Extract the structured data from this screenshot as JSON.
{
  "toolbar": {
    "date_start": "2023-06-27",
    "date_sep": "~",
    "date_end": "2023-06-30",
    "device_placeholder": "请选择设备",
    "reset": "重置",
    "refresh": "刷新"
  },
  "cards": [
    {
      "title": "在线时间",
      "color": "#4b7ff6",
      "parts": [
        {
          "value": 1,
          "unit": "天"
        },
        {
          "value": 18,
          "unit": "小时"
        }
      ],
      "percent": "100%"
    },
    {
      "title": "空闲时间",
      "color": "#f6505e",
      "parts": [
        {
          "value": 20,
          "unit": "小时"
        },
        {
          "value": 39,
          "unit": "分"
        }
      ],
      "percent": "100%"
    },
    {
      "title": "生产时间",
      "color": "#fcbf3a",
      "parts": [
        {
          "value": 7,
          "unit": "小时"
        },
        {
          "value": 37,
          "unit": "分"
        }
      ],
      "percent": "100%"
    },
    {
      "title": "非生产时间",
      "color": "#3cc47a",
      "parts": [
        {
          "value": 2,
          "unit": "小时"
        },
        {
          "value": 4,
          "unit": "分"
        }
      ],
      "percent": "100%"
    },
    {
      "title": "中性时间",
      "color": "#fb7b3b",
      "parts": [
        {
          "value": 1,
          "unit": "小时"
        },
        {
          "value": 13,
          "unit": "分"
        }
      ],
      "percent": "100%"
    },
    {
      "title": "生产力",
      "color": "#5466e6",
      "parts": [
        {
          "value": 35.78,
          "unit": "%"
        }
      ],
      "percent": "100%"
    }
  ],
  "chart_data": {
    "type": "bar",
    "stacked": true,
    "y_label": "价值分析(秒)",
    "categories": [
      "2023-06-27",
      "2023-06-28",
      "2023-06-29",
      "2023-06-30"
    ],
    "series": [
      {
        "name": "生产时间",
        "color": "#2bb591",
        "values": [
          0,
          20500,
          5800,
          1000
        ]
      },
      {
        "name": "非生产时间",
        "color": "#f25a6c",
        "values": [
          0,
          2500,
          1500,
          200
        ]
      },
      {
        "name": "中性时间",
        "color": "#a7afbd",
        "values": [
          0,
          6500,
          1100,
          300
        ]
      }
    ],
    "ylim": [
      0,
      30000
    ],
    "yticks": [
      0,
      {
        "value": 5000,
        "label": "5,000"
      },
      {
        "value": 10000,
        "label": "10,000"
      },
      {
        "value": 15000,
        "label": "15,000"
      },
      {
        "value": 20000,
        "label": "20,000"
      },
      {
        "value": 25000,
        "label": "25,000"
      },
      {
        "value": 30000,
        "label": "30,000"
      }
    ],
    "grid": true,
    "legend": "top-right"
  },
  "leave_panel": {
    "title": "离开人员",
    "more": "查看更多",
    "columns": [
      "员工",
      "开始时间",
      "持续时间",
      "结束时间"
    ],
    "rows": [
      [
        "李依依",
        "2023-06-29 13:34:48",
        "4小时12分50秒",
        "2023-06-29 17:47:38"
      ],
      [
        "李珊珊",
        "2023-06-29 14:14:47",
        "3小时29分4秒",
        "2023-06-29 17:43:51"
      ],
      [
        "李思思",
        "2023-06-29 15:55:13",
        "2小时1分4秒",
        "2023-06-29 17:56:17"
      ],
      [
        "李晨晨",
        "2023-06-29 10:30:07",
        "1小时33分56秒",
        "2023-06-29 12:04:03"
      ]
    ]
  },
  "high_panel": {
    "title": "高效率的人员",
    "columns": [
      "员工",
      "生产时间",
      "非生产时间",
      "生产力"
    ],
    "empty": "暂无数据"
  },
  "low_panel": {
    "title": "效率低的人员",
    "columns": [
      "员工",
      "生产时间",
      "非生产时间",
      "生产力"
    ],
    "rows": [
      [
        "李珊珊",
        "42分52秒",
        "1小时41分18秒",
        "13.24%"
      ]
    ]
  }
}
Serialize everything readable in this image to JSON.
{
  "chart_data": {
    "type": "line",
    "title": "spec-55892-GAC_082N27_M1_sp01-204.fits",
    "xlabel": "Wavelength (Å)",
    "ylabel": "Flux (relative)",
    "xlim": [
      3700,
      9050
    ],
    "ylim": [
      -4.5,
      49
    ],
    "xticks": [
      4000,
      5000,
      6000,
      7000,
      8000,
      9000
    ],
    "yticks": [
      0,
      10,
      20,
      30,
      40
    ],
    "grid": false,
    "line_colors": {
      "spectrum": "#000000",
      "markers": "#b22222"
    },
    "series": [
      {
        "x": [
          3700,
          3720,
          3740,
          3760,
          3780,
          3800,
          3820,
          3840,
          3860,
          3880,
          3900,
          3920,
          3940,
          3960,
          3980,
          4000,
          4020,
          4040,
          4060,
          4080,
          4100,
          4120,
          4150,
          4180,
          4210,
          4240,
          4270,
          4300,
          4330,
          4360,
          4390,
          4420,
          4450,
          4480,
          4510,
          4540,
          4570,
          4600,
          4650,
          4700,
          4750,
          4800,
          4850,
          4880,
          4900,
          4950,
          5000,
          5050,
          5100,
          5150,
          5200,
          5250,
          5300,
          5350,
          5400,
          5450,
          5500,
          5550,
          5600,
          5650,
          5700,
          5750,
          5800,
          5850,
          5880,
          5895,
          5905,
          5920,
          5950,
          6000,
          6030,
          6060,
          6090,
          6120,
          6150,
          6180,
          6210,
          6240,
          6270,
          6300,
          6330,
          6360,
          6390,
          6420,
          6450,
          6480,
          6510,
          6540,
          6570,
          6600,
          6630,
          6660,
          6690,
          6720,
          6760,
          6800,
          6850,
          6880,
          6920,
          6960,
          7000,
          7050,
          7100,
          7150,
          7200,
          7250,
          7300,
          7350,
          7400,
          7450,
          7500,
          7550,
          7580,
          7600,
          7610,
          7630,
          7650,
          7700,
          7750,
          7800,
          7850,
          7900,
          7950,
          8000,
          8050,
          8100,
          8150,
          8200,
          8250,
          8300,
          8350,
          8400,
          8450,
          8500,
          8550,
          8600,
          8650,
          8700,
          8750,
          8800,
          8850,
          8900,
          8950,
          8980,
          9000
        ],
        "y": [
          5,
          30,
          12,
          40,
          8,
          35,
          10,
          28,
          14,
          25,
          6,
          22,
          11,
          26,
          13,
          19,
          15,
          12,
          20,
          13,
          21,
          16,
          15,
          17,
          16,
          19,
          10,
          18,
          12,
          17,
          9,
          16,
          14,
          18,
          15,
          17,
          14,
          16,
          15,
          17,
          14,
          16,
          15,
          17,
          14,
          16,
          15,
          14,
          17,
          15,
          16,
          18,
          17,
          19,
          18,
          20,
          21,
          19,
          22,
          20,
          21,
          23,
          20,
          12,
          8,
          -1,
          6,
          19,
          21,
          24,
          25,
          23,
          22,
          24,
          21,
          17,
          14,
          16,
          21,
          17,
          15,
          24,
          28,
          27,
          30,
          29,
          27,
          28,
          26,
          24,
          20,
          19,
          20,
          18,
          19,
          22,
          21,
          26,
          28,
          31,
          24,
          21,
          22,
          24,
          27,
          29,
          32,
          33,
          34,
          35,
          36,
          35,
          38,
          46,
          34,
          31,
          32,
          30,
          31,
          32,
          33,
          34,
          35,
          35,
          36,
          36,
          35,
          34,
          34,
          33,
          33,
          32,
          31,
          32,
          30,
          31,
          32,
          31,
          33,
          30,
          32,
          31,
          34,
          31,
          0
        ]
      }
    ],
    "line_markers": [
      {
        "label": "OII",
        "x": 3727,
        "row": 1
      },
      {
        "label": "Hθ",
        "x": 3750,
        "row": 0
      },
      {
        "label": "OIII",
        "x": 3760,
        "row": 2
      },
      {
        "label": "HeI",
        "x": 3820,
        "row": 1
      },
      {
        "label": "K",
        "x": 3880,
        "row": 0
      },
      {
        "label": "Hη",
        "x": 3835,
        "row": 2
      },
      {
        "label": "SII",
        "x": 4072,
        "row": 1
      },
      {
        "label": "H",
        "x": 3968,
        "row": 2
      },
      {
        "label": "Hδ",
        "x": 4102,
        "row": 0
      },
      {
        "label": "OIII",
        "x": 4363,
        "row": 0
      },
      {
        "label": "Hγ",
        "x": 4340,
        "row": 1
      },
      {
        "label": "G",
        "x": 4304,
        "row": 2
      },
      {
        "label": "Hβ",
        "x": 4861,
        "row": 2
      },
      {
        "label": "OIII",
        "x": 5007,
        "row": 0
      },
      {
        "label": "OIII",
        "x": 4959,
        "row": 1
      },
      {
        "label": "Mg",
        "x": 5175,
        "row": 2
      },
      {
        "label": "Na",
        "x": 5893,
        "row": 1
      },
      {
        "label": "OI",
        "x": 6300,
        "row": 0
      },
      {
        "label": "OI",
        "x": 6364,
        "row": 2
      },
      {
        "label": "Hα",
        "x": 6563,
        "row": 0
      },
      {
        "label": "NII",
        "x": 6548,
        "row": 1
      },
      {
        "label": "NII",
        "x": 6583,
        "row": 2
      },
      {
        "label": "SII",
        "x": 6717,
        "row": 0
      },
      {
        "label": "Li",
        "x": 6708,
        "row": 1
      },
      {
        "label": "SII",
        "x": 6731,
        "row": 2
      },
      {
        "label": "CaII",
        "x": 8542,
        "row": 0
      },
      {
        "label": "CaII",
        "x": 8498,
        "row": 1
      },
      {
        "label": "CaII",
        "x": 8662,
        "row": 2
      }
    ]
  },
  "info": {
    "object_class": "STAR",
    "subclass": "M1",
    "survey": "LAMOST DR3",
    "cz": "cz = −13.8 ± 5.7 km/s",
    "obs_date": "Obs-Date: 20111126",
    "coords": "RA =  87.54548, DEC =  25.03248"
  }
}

● **Stated goal**
Return each line where "JSON" shows up.

● **Finished answer**
Extract the structured data from this screenshot as JSON.
Serialize everything readable in this image to JSON.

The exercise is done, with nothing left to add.